*Exercise directions*.
Copy out all lines carrying the word "frac".

··· Data shown

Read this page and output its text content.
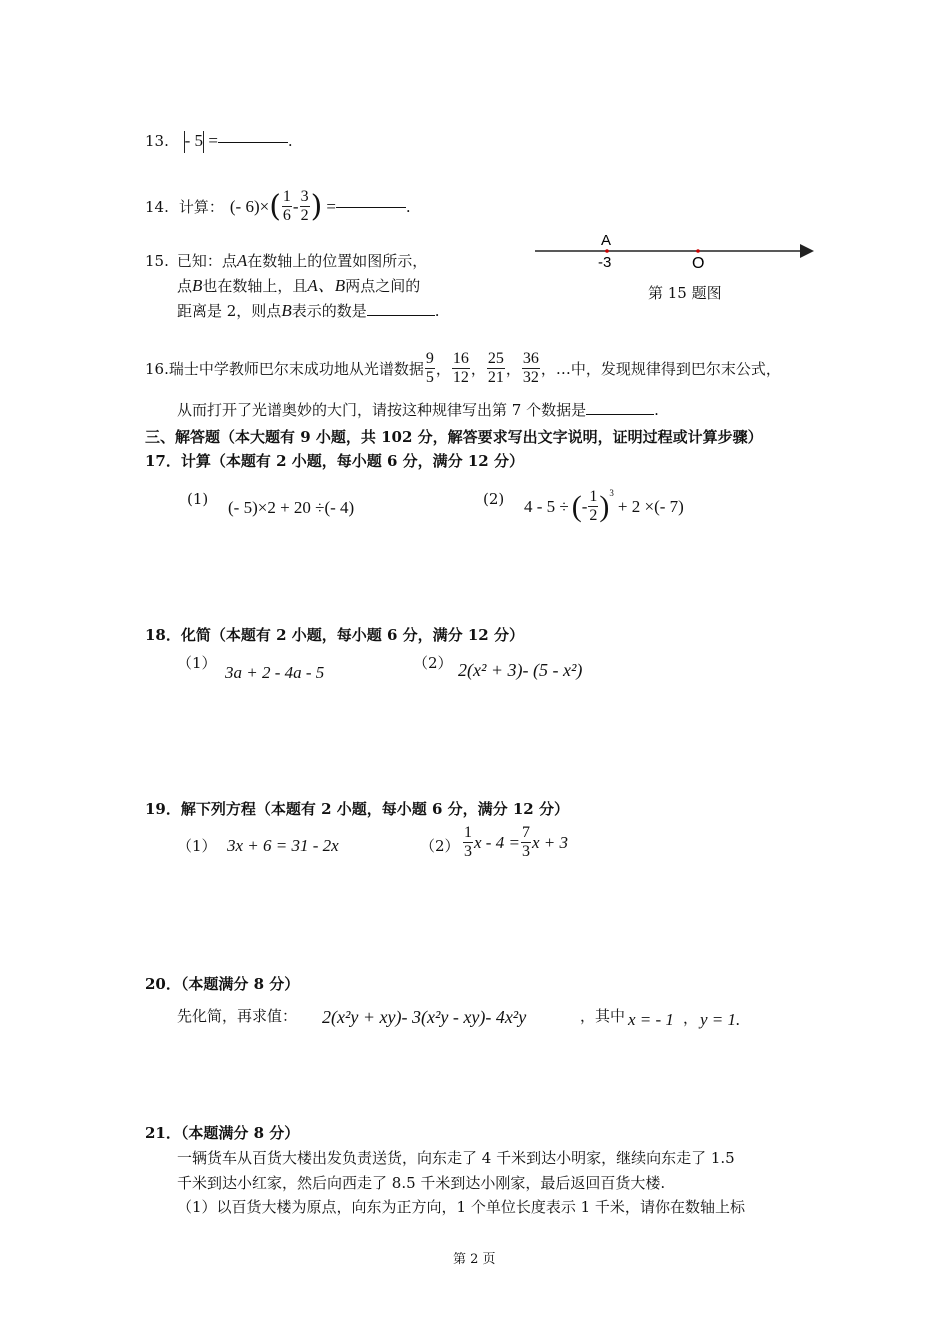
13. - 5 =	.
14. 计算： (- 6)× ( $\frac{1}{6} - \frac{3}{2}$ ) =	.
15. 已知：点A在数轴上的位置如图所示，
点B也在数轴上，且A、B两点之间的
距离是 2，则点B表示的数是	.
A
-3	O
第 15 题图
16. 瑞士中学教师巴尔末成功地从光谱数据 $\frac{9}{5}$ ， $\frac{16}{12}$ ， $\frac{25}{21}$ ， $\frac{36}{32}$ ，…中，发现规律得到巴尔末公式，
从而打开了光谱奥妙的大门，请按这种规律写出第 7 个数据是	.
三、解答题（本大题有 9 小题，共 102 分，解答要求写出文字说明，证明过程或计算步骤）
17．计算（本题有 2 小题，每小题 6 分，满分 12 分）
(1) (- 5)×2 + 20 ÷(- 4)	(2) 4 - 5 ÷ ( - $\frac{1}{2} )^3$
+ 2 ×(- 7)
18．化简（本题有 2 小题，每小题 6 分，满分 12 分）
（1） 3a + 2 - 4a - 5	（2） 2(x² + 3)- (5 - x²)
19．解下列方程（本题有 2 小题，每小题 6 分，满分 12 分）
（1） 3x + 6 = 31 - 2x	$(2) \frac{1}{3}$ $x - 4 = \frac{7}{3}$ x + 3
20．（本题满分 8 分）
先化简，再求值： 2(x²y + xy)- 3(x²y - xy)- 4x²y	，其中 x = - 1 ， y = 1.
21．（本题满分 8 分）
一辆货车从百货大楼出发负责送货，向东走了 4 千米到达小明家，继续向东走了 1.5
千米到达小红家，然后向西走了 8.5 千米到达小刚家，最后返回百货大楼.
（1）以百货大楼为原点，向东为正方向，1 个单位长度表示 1 千米，请你在数轴上标
第 2 页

······

*Solution for this exercise*.
14. 计算： (- 6)× ( $\frac{1}{6} - \frac{3}{2}$ ) =	.
16. 瑞士中学教师巴尔末成功地从光谱数据 $\frac{9}{5}$ ， $\frac{16}{12}$ ， $\frac{25}{21}$ ， $\frac{36}{32}$ ，…中，发现规律得到巴尔末公式，
(1) (- 5)×2 + 20 ÷(- 4)	(2) 4 - 5 ÷ ( - $\frac{1}{2} )^3$
（1） 3x + 6 = 31 - 2x	$(2) \frac{1}{3}$ $x - 4 = \frac{7}{3}$ x + 3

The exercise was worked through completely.